* WHAT THE TASK REQUIRES:
Present the entries below as a numbered list, from their first line through the line that contains "- docs-item: - անձը հաստատող փաստաթուղթ,: [296, 432, 518, 444]". Include both of those lines and leave out any blank lines.

* PROVIDED MATERIAL:
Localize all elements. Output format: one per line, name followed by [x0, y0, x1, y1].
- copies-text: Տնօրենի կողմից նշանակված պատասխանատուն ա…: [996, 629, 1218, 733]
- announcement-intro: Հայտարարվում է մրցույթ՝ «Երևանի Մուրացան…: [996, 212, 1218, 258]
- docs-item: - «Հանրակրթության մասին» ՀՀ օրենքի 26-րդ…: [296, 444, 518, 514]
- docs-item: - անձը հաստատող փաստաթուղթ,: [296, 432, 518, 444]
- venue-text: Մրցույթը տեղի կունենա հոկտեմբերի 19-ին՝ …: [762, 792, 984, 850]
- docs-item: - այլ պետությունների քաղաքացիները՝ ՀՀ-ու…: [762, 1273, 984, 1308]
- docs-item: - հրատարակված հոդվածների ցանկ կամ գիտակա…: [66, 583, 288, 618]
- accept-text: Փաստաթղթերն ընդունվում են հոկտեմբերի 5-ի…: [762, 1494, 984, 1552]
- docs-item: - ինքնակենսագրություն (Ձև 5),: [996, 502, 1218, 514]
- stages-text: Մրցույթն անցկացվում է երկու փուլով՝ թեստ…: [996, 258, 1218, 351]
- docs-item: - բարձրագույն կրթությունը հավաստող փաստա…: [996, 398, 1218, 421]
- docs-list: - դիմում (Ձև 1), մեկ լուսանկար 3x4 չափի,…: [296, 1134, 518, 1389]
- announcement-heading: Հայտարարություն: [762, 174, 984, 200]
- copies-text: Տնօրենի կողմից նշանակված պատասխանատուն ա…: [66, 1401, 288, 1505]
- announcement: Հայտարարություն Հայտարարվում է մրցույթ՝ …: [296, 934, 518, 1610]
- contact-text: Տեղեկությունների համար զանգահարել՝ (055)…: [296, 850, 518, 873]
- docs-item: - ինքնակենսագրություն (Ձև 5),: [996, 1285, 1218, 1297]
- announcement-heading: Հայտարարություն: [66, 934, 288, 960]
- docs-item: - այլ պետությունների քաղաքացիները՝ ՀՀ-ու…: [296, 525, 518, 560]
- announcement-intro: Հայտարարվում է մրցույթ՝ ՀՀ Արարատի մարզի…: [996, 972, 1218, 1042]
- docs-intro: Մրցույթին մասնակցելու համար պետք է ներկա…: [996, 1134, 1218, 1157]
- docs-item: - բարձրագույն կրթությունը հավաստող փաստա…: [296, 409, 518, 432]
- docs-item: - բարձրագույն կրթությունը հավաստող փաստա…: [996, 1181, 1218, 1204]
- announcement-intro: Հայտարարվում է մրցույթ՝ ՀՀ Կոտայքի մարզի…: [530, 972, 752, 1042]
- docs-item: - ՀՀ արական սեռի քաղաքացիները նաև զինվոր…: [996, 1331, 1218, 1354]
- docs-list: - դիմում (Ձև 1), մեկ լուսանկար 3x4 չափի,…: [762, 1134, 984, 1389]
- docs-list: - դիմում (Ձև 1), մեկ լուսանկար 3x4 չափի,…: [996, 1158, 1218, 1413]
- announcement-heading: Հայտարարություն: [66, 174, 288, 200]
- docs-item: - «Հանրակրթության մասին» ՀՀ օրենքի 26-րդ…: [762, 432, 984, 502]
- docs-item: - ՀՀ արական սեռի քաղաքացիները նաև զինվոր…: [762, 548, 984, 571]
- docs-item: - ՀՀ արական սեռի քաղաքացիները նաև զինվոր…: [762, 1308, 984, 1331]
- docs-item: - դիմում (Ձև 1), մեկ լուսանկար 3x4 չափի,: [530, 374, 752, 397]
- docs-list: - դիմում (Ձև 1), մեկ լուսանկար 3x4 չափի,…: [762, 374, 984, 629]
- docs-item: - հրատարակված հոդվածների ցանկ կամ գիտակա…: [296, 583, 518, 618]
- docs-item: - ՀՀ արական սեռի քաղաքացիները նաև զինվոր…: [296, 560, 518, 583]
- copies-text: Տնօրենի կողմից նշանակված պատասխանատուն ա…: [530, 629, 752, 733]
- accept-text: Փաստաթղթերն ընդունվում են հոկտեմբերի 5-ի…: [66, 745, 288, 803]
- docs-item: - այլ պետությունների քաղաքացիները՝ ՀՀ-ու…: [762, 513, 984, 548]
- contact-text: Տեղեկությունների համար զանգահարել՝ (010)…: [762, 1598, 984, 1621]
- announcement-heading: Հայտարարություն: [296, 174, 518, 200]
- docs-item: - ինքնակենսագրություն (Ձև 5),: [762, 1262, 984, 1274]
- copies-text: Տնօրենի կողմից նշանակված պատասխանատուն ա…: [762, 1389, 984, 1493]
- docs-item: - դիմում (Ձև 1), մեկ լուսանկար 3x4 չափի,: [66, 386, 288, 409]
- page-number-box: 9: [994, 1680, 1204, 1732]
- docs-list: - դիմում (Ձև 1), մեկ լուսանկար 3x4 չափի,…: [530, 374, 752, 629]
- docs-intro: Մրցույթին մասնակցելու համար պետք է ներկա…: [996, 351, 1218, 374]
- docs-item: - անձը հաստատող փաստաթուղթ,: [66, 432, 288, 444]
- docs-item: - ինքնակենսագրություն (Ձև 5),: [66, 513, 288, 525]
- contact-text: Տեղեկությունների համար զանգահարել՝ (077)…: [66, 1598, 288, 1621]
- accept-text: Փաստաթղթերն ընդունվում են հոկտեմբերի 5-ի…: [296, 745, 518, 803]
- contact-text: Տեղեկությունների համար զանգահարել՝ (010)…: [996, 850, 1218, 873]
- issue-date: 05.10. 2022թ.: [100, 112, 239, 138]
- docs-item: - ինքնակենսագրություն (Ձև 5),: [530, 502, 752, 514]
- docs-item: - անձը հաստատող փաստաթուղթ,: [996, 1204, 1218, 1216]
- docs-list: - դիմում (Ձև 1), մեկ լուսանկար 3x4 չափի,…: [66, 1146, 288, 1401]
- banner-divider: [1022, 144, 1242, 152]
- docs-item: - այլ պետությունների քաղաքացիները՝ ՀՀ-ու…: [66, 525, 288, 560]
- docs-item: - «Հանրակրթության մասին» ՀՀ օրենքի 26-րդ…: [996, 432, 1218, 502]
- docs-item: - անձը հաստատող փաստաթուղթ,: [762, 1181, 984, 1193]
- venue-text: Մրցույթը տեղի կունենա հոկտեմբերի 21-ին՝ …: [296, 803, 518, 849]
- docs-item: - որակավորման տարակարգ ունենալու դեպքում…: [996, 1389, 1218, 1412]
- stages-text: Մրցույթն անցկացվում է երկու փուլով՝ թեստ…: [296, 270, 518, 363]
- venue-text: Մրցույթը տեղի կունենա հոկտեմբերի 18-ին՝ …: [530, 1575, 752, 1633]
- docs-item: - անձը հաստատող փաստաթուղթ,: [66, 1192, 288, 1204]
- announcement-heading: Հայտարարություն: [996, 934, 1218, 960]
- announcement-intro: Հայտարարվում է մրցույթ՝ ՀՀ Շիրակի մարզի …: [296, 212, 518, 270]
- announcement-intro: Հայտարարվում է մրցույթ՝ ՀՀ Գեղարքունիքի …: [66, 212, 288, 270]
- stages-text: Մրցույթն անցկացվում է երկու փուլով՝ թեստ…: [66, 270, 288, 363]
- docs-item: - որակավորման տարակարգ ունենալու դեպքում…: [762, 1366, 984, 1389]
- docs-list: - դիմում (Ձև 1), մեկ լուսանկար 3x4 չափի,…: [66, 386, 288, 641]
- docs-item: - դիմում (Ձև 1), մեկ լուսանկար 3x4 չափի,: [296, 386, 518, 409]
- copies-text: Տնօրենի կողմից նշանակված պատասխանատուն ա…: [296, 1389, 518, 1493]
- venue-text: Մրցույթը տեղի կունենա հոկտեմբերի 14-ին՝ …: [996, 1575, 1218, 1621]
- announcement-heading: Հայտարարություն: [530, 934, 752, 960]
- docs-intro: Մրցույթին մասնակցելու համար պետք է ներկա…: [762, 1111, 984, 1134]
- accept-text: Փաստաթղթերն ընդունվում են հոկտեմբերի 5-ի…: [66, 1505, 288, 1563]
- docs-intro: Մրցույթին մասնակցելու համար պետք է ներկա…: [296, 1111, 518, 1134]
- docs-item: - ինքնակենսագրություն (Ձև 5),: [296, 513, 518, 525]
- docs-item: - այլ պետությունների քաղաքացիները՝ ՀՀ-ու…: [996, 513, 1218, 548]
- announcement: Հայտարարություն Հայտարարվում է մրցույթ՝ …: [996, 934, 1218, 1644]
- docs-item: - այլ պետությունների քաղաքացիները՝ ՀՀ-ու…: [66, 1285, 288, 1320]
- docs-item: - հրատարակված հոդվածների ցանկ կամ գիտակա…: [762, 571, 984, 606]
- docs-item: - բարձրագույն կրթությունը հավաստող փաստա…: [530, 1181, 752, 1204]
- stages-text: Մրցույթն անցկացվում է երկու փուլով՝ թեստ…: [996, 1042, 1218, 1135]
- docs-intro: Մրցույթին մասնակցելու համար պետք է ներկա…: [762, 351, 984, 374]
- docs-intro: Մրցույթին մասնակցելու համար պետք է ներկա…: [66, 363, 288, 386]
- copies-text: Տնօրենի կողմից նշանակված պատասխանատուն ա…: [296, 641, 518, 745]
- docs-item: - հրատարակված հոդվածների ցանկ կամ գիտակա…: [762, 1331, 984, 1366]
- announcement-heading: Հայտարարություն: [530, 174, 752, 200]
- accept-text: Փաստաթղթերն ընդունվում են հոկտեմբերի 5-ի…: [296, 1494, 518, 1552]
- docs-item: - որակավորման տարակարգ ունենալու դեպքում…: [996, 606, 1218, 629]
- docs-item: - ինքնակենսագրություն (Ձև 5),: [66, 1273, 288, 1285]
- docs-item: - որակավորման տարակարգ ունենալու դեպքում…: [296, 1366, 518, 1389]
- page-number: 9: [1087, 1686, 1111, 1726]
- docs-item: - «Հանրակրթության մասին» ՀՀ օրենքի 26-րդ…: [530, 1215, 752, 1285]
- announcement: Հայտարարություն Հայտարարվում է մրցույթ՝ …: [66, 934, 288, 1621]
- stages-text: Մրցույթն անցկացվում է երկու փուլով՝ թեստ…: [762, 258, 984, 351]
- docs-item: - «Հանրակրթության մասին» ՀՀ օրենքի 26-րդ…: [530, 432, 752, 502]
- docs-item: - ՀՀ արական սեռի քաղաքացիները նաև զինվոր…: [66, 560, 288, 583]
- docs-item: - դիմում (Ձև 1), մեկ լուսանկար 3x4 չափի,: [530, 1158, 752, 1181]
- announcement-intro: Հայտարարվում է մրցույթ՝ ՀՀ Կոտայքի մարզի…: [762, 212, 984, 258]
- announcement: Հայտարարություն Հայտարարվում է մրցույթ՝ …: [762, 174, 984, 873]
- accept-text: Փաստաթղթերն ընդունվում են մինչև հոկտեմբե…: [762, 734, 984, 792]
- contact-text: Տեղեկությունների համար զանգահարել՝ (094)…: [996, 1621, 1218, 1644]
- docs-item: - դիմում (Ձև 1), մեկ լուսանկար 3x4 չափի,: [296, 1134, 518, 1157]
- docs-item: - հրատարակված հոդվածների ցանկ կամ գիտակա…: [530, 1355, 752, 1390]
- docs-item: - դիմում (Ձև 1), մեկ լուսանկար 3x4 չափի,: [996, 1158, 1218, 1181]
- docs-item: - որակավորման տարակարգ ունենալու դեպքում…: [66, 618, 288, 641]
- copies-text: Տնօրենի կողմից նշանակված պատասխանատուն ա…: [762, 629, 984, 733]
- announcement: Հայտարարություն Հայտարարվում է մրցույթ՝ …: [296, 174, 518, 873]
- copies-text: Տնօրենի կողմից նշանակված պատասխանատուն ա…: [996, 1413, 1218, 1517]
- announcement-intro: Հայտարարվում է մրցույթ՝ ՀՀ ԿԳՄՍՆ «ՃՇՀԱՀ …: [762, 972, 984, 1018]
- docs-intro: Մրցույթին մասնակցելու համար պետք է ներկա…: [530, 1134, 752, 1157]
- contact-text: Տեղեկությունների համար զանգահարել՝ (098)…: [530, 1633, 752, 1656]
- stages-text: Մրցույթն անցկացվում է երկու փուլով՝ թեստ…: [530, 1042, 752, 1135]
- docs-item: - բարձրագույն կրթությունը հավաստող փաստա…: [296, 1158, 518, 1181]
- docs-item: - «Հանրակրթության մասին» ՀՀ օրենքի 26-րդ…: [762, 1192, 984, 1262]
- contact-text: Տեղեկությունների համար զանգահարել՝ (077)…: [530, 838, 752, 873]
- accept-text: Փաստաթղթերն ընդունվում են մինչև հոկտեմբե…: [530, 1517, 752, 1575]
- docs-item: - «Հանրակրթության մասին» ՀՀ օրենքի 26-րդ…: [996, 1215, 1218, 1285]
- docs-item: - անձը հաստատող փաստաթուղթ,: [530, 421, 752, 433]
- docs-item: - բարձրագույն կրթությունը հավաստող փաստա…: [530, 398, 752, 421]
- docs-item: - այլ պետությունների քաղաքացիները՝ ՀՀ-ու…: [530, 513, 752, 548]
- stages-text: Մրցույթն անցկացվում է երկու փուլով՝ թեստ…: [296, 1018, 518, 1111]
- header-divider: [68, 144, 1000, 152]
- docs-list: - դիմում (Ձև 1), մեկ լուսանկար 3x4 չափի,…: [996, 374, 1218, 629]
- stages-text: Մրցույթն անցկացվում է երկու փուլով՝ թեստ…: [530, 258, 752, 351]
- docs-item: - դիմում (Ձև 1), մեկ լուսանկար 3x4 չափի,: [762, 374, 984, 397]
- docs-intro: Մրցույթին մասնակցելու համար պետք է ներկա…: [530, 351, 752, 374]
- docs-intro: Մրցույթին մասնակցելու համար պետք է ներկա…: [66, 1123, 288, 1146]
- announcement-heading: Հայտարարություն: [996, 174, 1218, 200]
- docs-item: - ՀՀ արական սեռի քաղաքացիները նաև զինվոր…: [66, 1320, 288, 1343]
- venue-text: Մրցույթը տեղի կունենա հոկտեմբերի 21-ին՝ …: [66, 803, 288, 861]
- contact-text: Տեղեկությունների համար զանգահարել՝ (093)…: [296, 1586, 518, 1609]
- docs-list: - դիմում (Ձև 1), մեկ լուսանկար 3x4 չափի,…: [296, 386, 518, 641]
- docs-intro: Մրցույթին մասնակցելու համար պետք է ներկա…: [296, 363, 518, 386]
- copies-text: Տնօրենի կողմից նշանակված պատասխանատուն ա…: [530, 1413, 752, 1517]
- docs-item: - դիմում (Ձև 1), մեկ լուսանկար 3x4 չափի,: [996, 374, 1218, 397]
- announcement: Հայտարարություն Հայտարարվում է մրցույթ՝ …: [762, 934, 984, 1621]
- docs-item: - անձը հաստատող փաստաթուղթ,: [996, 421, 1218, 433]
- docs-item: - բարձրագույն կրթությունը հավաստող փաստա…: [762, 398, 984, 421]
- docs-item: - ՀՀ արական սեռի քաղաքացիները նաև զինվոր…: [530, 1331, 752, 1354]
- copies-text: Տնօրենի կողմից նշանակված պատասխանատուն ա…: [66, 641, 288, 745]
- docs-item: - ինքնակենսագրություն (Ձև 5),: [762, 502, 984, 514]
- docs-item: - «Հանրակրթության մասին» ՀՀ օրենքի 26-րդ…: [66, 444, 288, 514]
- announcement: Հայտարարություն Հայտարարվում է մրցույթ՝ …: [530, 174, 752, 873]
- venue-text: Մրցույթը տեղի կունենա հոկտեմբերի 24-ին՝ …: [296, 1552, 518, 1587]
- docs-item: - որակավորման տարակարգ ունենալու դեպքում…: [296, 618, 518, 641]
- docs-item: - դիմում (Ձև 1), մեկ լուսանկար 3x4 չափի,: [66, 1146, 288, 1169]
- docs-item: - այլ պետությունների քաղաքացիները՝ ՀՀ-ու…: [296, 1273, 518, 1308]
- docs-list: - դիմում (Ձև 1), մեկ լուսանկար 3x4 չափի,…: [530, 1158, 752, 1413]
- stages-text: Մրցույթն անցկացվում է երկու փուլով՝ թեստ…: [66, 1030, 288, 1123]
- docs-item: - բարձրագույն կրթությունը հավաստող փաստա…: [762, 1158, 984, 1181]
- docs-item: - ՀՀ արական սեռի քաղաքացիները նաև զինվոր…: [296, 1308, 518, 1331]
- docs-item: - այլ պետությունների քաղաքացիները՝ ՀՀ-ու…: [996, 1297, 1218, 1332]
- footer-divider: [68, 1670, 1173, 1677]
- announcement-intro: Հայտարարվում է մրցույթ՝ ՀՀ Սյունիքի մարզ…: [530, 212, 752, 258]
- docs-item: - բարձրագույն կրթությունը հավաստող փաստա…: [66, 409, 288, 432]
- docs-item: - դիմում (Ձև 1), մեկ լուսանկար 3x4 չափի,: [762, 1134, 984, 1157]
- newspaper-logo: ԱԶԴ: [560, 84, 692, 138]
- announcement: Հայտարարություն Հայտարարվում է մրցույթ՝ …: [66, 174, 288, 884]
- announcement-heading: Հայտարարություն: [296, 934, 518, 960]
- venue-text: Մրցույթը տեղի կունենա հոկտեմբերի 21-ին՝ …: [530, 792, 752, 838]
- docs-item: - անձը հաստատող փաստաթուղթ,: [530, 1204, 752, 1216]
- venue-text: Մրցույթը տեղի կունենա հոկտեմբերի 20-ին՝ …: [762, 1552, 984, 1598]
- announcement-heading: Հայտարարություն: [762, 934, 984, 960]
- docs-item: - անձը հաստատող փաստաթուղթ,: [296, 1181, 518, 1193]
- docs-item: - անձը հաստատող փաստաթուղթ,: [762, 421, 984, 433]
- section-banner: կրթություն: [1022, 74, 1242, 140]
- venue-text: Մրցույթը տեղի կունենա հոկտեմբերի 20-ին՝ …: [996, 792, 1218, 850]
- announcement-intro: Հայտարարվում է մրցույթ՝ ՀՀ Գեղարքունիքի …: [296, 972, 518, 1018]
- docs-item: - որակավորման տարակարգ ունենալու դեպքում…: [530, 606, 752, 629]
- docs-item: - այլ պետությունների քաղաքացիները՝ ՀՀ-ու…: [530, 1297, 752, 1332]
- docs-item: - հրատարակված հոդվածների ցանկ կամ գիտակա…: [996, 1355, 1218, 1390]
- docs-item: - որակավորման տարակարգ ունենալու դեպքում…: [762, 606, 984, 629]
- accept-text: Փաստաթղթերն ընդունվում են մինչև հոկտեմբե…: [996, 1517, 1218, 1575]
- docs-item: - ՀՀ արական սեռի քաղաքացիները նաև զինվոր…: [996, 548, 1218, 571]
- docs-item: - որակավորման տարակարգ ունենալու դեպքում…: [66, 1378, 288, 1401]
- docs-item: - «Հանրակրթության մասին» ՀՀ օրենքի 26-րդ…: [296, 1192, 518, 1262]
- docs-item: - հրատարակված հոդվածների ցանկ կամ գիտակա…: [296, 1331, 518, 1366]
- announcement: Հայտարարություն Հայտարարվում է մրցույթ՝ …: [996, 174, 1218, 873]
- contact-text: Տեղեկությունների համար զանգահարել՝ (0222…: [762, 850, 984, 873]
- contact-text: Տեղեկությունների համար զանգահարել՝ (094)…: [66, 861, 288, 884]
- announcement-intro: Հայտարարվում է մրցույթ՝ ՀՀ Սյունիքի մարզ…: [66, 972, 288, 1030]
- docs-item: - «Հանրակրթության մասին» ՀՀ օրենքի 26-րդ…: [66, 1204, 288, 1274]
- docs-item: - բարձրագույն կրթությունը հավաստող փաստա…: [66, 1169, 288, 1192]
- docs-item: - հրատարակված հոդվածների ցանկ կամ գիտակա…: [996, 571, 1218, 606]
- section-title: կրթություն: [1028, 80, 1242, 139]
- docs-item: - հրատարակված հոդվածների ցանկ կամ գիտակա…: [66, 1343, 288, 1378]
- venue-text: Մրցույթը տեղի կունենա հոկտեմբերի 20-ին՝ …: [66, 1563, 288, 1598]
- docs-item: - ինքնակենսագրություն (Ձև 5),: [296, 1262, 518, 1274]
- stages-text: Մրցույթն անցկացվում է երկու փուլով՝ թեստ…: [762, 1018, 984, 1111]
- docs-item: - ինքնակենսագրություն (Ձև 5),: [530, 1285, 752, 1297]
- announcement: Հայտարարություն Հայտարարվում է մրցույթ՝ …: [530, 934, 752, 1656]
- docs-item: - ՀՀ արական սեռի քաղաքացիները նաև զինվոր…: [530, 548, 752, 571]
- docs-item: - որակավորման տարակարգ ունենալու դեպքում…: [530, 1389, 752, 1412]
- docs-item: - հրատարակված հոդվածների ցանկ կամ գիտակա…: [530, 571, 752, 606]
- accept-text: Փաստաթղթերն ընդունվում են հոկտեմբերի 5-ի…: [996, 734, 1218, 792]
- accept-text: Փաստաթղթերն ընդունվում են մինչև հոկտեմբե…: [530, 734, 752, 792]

* ANSWER FOR THIS EXERCISE:
1. Localize all elements. Output format: one per line, name followed by [x0, y0, x1, y1].
2. - copies-text: Տնօրենի կողմից նշանակված պատասխանատուն ա…: [996, 629, 1218, 733]
3. - announcement-intro: Հայտարարվում է մրցույթ՝ «Երևանի Մուրացան…: [996, 212, 1218, 258]
4. - docs-item: - «Հանրակրթության մասին» ՀՀ օրենքի 26-րդ…: [296, 444, 518, 514]
5. - docs-item: - անձը հաստատող փաստաթուղթ,: [296, 432, 518, 444]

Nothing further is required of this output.